>> begin Supplied material

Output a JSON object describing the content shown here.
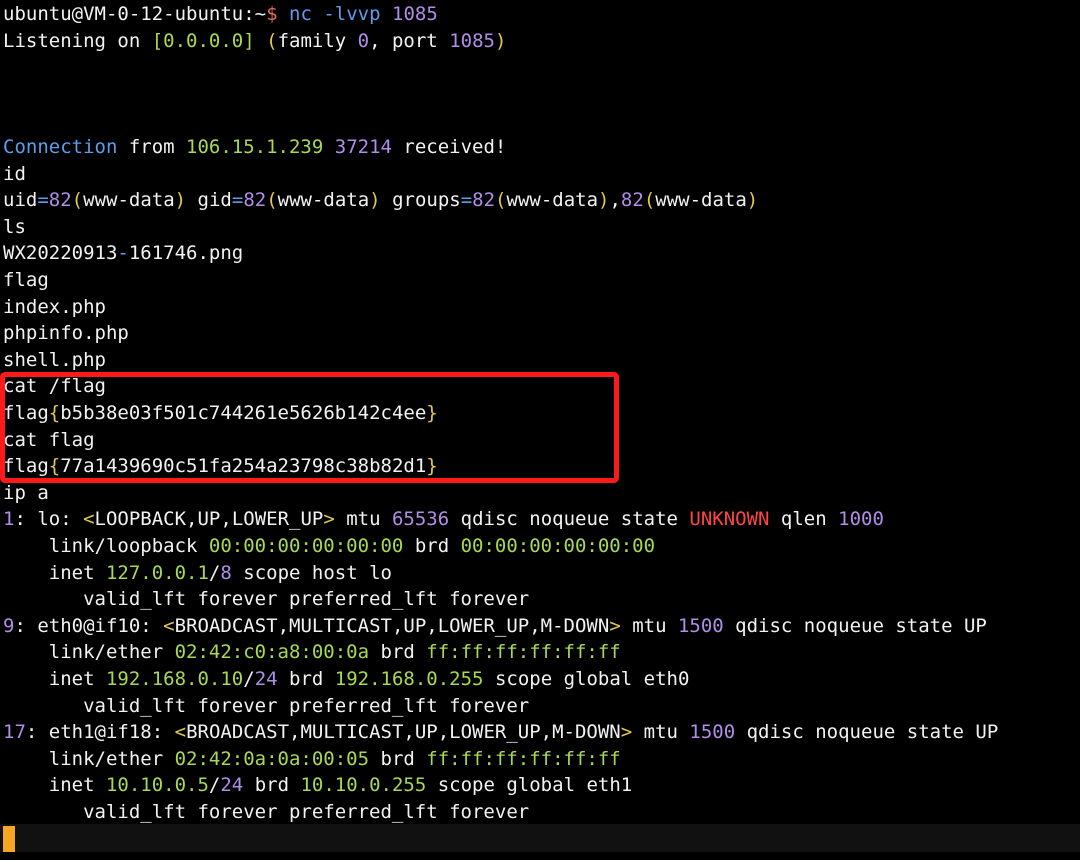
{
  "colors": {
    "background": "#000000",
    "text": "#f2f2f2",
    "keyword_blue": "#5c9ded",
    "string_green": "#a7d952",
    "number_purple": "#b08ee8",
    "bracket_yellow": "#e2c94f",
    "state_red": "#ff4545",
    "highlight_box": "#ff1a1a",
    "cursor": "#f5a623"
  },
  "lines": [
    [
      [
        "ubuntu@VM-0-12-ubuntu:~",
        "white"
      ],
      [
        "$",
        "dollar"
      ],
      [
        " ",
        "white"
      ],
      [
        "nc",
        "blue"
      ],
      [
        " ",
        "white"
      ],
      [
        "-lvvp",
        "blue"
      ],
      [
        " ",
        "white"
      ],
      [
        "1085",
        "purple"
      ]
    ],
    [
      [
        "Listening on ",
        "white"
      ],
      [
        "[0.0.0.0]",
        "green"
      ],
      [
        " ",
        "white"
      ],
      [
        "(",
        "yellow"
      ],
      [
        "family ",
        "white"
      ],
      [
        "0",
        "purple"
      ],
      [
        ", port ",
        "white"
      ],
      [
        "1085",
        "purple"
      ],
      [
        ")",
        "yellow"
      ]
    ],
    [],
    [],
    [],
    [
      [
        "Connection",
        "blue"
      ],
      [
        " from ",
        "white"
      ],
      [
        "106.15.1.239",
        "green"
      ],
      [
        " ",
        "white"
      ],
      [
        "37214",
        "purple"
      ],
      [
        " received!",
        "white"
      ]
    ],
    [
      [
        "id",
        "white"
      ]
    ],
    [
      [
        "uid",
        "white"
      ],
      [
        "=",
        "blue"
      ],
      [
        "82",
        "purple"
      ],
      [
        "(",
        "yellow"
      ],
      [
        "www-data",
        "white"
      ],
      [
        ")",
        "yellow"
      ],
      [
        " gid",
        "white"
      ],
      [
        "=",
        "blue"
      ],
      [
        "82",
        "purple"
      ],
      [
        "(",
        "yellow"
      ],
      [
        "www-data",
        "white"
      ],
      [
        ")",
        "yellow"
      ],
      [
        " groups",
        "white"
      ],
      [
        "=",
        "blue"
      ],
      [
        "82",
        "purple"
      ],
      [
        "(",
        "yellow"
      ],
      [
        "www-data",
        "white"
      ],
      [
        ")",
        "yellow"
      ],
      [
        ",",
        "white"
      ],
      [
        "82",
        "purple"
      ],
      [
        "(",
        "yellow"
      ],
      [
        "www-data",
        "white"
      ],
      [
        ")",
        "yellow"
      ]
    ],
    [
      [
        "ls",
        "white"
      ]
    ],
    [
      [
        "WX20220913",
        "white"
      ],
      [
        "-",
        "blue"
      ],
      [
        "161746.png",
        "white"
      ]
    ],
    [
      [
        "flag",
        "white"
      ]
    ],
    [
      [
        "index.php",
        "white"
      ]
    ],
    [
      [
        "phpinfo.php",
        "white"
      ]
    ],
    [
      [
        "shell.php",
        "white"
      ]
    ],
    [
      [
        "cat /flag",
        "white"
      ]
    ],
    [
      [
        "flag",
        "white"
      ],
      [
        "{",
        "yellow"
      ],
      [
        "b5b38e03f501c744261e5626b142c4ee",
        "white"
      ],
      [
        "}",
        "yellow"
      ]
    ],
    [
      [
        "cat flag",
        "white"
      ]
    ],
    [
      [
        "flag",
        "white"
      ],
      [
        "{",
        "yellow"
      ],
      [
        "77a1439690c51fa254a23798c38b82d1",
        "white"
      ],
      [
        "}",
        "yellow"
      ]
    ],
    [
      [
        "ip a",
        "white"
      ]
    ],
    [
      [
        "1",
        "purple"
      ],
      [
        ": lo: ",
        "white"
      ],
      [
        "<",
        "yellow"
      ],
      [
        "LOOPBACK,UP,LOWER_UP",
        "white"
      ],
      [
        ">",
        "yellow"
      ],
      [
        " mtu ",
        "white"
      ],
      [
        "65536",
        "purple"
      ],
      [
        " qdisc noqueue state ",
        "white"
      ],
      [
        "UNKNOWN",
        "red"
      ],
      [
        " qlen ",
        "white"
      ],
      [
        "1000",
        "purple"
      ]
    ],
    [
      [
        "    link/loopback ",
        "white"
      ],
      [
        "00:00:00:00:00:00",
        "green"
      ],
      [
        " brd ",
        "white"
      ],
      [
        "00:00:00:00:00:00",
        "green"
      ]
    ],
    [
      [
        "    inet ",
        "white"
      ],
      [
        "127.0.0.1",
        "green"
      ],
      [
        "/",
        "white"
      ],
      [
        "8",
        "purple"
      ],
      [
        " scope host lo",
        "white"
      ]
    ],
    [
      [
        "       valid_lft forever preferred_lft forever",
        "white"
      ]
    ],
    [
      [
        "9",
        "purple"
      ],
      [
        ": eth0@if10: ",
        "white"
      ],
      [
        "<",
        "yellow"
      ],
      [
        "BROADCAST,MULTICAST,UP,LOWER_UP,M-DOWN",
        "white"
      ],
      [
        ">",
        "yellow"
      ],
      [
        " mtu ",
        "white"
      ],
      [
        "1500",
        "purple"
      ],
      [
        " qdisc noqueue state UP",
        "white"
      ]
    ],
    [
      [
        "    link/ether ",
        "white"
      ],
      [
        "02:42:c0:a8:00:0a",
        "green"
      ],
      [
        " brd ",
        "white"
      ],
      [
        "ff:ff:ff:ff:ff:ff",
        "green"
      ]
    ],
    [
      [
        "    inet ",
        "white"
      ],
      [
        "192.168.0.10",
        "green"
      ],
      [
        "/",
        "white"
      ],
      [
        "24",
        "purple"
      ],
      [
        " brd ",
        "white"
      ],
      [
        "192.168.0.255",
        "green"
      ],
      [
        " scope global eth0",
        "white"
      ]
    ],
    [
      [
        "       valid_lft forever preferred_lft forever",
        "white"
      ]
    ],
    [
      [
        "17",
        "purple"
      ],
      [
        ": eth1@if18: ",
        "white"
      ],
      [
        "<",
        "yellow"
      ],
      [
        "BROADCAST,MULTICAST,UP,LOWER_UP,M-DOWN",
        "white"
      ],
      [
        ">",
        "yellow"
      ],
      [
        " mtu ",
        "white"
      ],
      [
        "1500",
        "purple"
      ],
      [
        " qdisc noqueue state UP",
        "white"
      ]
    ],
    [
      [
        "    link/ether ",
        "white"
      ],
      [
        "02:42:0a:0a:00:05",
        "green"
      ],
      [
        " brd ",
        "white"
      ],
      [
        "ff:ff:ff:ff:ff:ff",
        "green"
      ]
    ],
    [
      [
        "    inet ",
        "white"
      ],
      [
        "10.10.0.5",
        "green"
      ],
      [
        "/",
        "white"
      ],
      [
        "24",
        "purple"
      ],
      [
        " brd ",
        "white"
      ],
      [
        "10.10.0.255",
        "green"
      ],
      [
        " scope global eth1",
        "white"
      ]
    ],
    [
      [
        "       valid_lft forever preferred_lft forever",
        "white"
      ]
    ]
  ]
}
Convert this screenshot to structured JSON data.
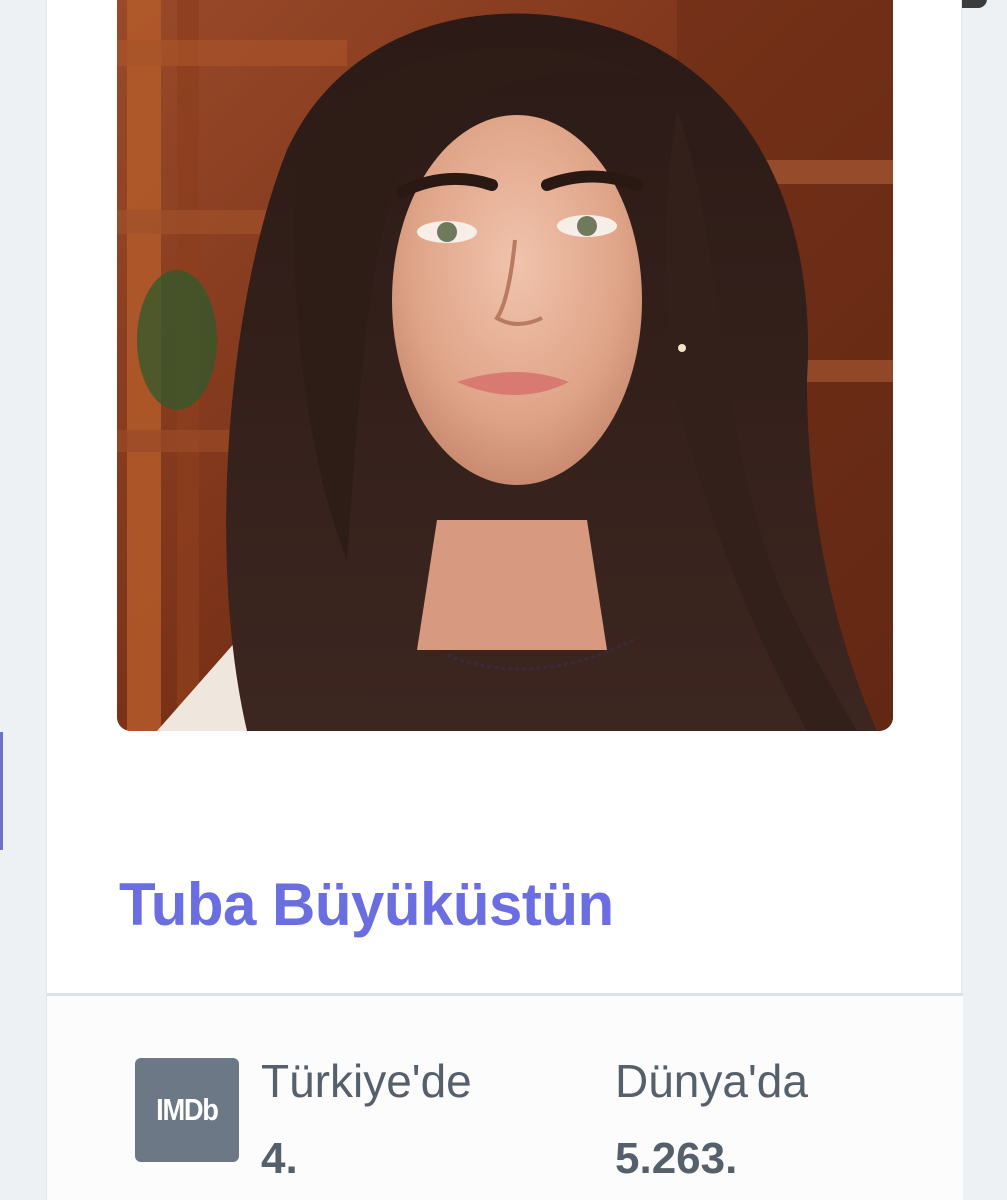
{
  "profile": {
    "name": "Tuba Büyüküstün",
    "photo_subject": "portrait of Tuba Büyüküstün"
  },
  "imdb": {
    "logo_text": "IMDb",
    "stats": [
      {
        "label": "Türkiye'de",
        "value": "4."
      },
      {
        "label": "Dünya'da",
        "value": "5.263."
      }
    ]
  },
  "colors": {
    "name_link": "#6b6ee0",
    "imdb_badge": "#6c7886",
    "stat_text": "#56606b",
    "page_bg": "#eef1f3"
  }
}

>> end Supplied material

Quote each line of the listing exactly, but leave the pictures out.

• [Answer to the exercise]:
Output a JSON object describing the content shown here.
{
  "colors": {
    "background": "#000000",
    "text": "#f2f2f2",
    "keyword_blue": "#5c9ded",
    "string_green": "#a7d952",
    "number_purple": "#b08ee8",
    "bracket_yellow": "#e2c94f",
    "state_red": "#ff4545",
    "highlight_box": "#ff1a1a",
    "cursor": "#f5a623"
  },
  "lines": [
    [
      [
        "ubuntu@VM-0-12-ubuntu:~",
        "white"
      ],
      [
        "$",
        "dollar"
      ],
      [
        " ",
        "white"
      ],
      [
        "nc",
        "blue"
      ],
      [
        " ",
        "white"
      ],
      [
        "-lvvp",
        "blue"
      ],
      [
        " ",
        "white"
      ],
      [
        "1085",
        "purple"
      ]
    ],
    [
      [
        "Listening on ",
        "white"
      ],
      [
        "[0.0.0.0]",
        "green"
      ],
      [
        " ",
        "white"
      ],
      [
        "(",
        "yellow"
      ],
      [
        "family ",
        "white"
      ],
      [
        "0",
        "purple"
      ],
      [
        ", port ",
        "white"
      ],
      [
        "1085",
        "purple"
      ],
      [
        ")",
        "yellow"
      ]
    ],
    [],
    [],
    [],
    [
      [
        "Connection",
        "blue"
      ],
      [
        " from ",
        "white"
      ],
      [
        "106.15.1.239",
        "green"
      ],
      [
        " ",
        "white"
      ],
      [
        "37214",
        "purple"
      ],
      [
        " received!",
        "white"
      ]
    ],
    [
      [
        "id",
        "white"
      ]
    ],
    [
      [
        "uid",
        "white"
      ],
      [
        "=",
        "blue"
      ],
      [
        "82",
        "purple"
      ],
      [
        "(",
        "yellow"
      ],
      [
        "www-data",
        "white"
      ],
      [
        ")",
        "yellow"
      ],
      [
        " gid",
        "white"
      ],
      [
        "=",
        "blue"
      ],
      [
        "82",
        "purple"
      ],
      [
        "(",
        "yellow"
      ],
      [
        "www-data",
        "white"
      ],
      [
        ")",
        "yellow"
      ],
      [
        " groups",
        "white"
      ],
      [
        "=",
        "blue"
      ],
      [
        "82",
        "purple"
      ],
      [
        "(",
        "yellow"
      ],
      [
        "www-data",
        "white"
      ],
      [
        ")",
        "yellow"
      ],
      [
        ",",
        "white"
      ],
      [
        "82",
        "purple"
      ],
      [
        "(",
        "yellow"
      ],
      [
        "www-data",
        "white"
      ],
      [
        ")",
        "yellow"
      ]
    ],
    [
      [
        "ls",
        "white"
      ]
    ],
    [
      [
        "WX20220913",
        "white"
      ],
      [
        "-",
        "blue"
      ],
      [
        "161746.png",
        "white"
      ]
    ],
    [
      [
        "flag",
        "white"
      ]
    ],
    [
      [
        "index.php",
        "white"
      ]
    ],
    [
      [
        "phpinfo.php",
        "white"
      ]
    ],
    [
      [
        "shell.php",
        "white"
      ]
    ],
    [
      [
        "cat /flag",
        "white"
      ]
    ],
    [
      [
        "flag",
        "white"
      ],
      [
        "{",
        "yellow"
      ],
      [
        "b5b38e03f501c744261e5626b142c4ee",
        "white"
      ],
      [
        "}",
        "yellow"
      ]
    ],
    [
      [
        "cat flag",
        "white"
      ]
    ],
    [
      [
        "flag",
        "white"
      ],
      [
        "{",
        "yellow"
      ],
      [
        "77a1439690c51fa254a23798c38b82d1",
        "white"
      ],
      [
        "}",
        "yellow"
      ]
    ],
    [
      [
        "ip a",
        "white"
      ]
    ],
    [
      [
        "1",
        "purple"
      ],
      [
        ": lo: ",
        "white"
      ],
      [
        "<",
        "yellow"
      ],
      [
        "LOOPBACK,UP,LOWER_UP",
        "white"
      ],
      [
        ">",
        "yellow"
      ],
      [
        " mtu ",
        "white"
      ],
      [
        "65536",
        "purple"
      ],
      [
        " qdisc noqueue state ",
        "white"
      ],
      [
        "UNKNOWN",
        "red"
      ],
      [
        " qlen ",
        "white"
      ],
      [
        "1000",
        "purple"
      ]
    ],
    [
      [
        "    link/loopback ",
        "white"
      ],
      [
        "00:00:00:00:00:00",
        "green"
      ],
      [
        " brd ",
        "white"
      ],
      [
        "00:00:00:00:00:00",
        "green"
      ]
    ],
    [
      [
        "    inet ",
        "white"
      ],
      [
        "127.0.0.1",
        "green"
      ],
      [
        "/",
        "white"
      ],
      [
        "8",
        "purple"
      ],
      [
        " scope host lo",
        "white"
      ]
    ],
    [
      [
        "       valid_lft forever preferred_lft forever",
        "white"
      ]
    ],
    [
      [
        "9",
        "purple"
      ],
      [
        ": eth0@if10: ",
        "white"
      ],
      [
        "<",
        "yellow"
      ],
      [
        "BROADCAST,MULTICAST,UP,LOWER_UP,M-DOWN",
        "white"
      ],
      [
        ">",
        "yellow"
      ],
      [
        " mtu ",
        "white"
      ],
      [
        "1500",
        "purple"
      ],
      [
        " qdisc noqueue state UP",
        "white"
      ]
    ],
    [
      [
        "    link/ether ",
        "white"
      ],
      [
        "02:42:c0:a8:00:0a",
        "green"
      ],
      [
        " brd ",
        "white"
      ],
      [
        "ff:ff:ff:ff:ff:ff",
        "green"
      ]
    ],
    [
      [
        "    inet ",
        "white"
      ],
      [
        "192.168.0.10",
        "green"
      ],
      [
        "/",
        "white"
      ],
      [
        "24",
        "purple"
      ],
      [
        " brd ",
        "white"
      ],
      [
        "192.168.0.255",
        "green"
      ],
      [
        " scope global eth0",
        "white"
      ]
    ],
    [
      [
        "       valid_lft forever preferred_lft forever",
        "white"
      ]
    ],
    [
      [
        "17",
        "purple"
      ],
      [
        ": eth1@if18: ",
        "white"
      ],
      [
        "<",
        "yellow"
      ],
      [
        "BROADCAST,MULTICAST,UP,LOWER_UP,M-DOWN",
        "white"
      ],
      [
        ">",
        "yellow"
      ],
      [
        " mtu ",
        "white"
      ],
      [
        "1500",
        "purple"
      ],
      [
        " qdisc noqueue state UP",
        "white"
      ]
    ],
    [
      [
        "    link/ether ",
        "white"
      ],
      [
        "02:42:0a:0a:00:05",
        "green"
      ],
      [
        " brd ",
        "white"
      ],
      [
        "ff:ff:ff:ff:ff:ff",
        "green"
      ]
    ],
    [
      [
        "    inet ",
        "white"
      ],
      [
        "10.10.0.5",
        "green"
      ],
      [
        "/",
        "white"
      ],
      [
        "24",
        "purple"
      ],
      [
        " brd ",
        "white"
      ],
      [
        "10.10.0.255",
        "green"
      ],
      [
        " scope global eth1",
        "white"
      ]
    ],
    [
      [
        "       valid_lft forever preferred_lft forever",
        "white"
      ]
    ]
  ]
}
Convert this screenshot to structured JSON data.
{
  "profile": {
    "name": "Tuba Büyüküstün",
    "photo_subject": "portrait of Tuba Büyüküstün"
  },
  "imdb": {
    "logo_text": "IMDb",
    "stats": [
      {
        "label": "Türkiye'de",
        "value": "4."
      },
      {
        "label": "Dünya'da",
        "value": "5.263."
      }
    ]
  },
  "colors": {
    "name_link": "#6b6ee0",
    "imdb_badge": "#6c7886",
    "stat_text": "#56606b",
    "page_bg": "#eef1f3"
  }
}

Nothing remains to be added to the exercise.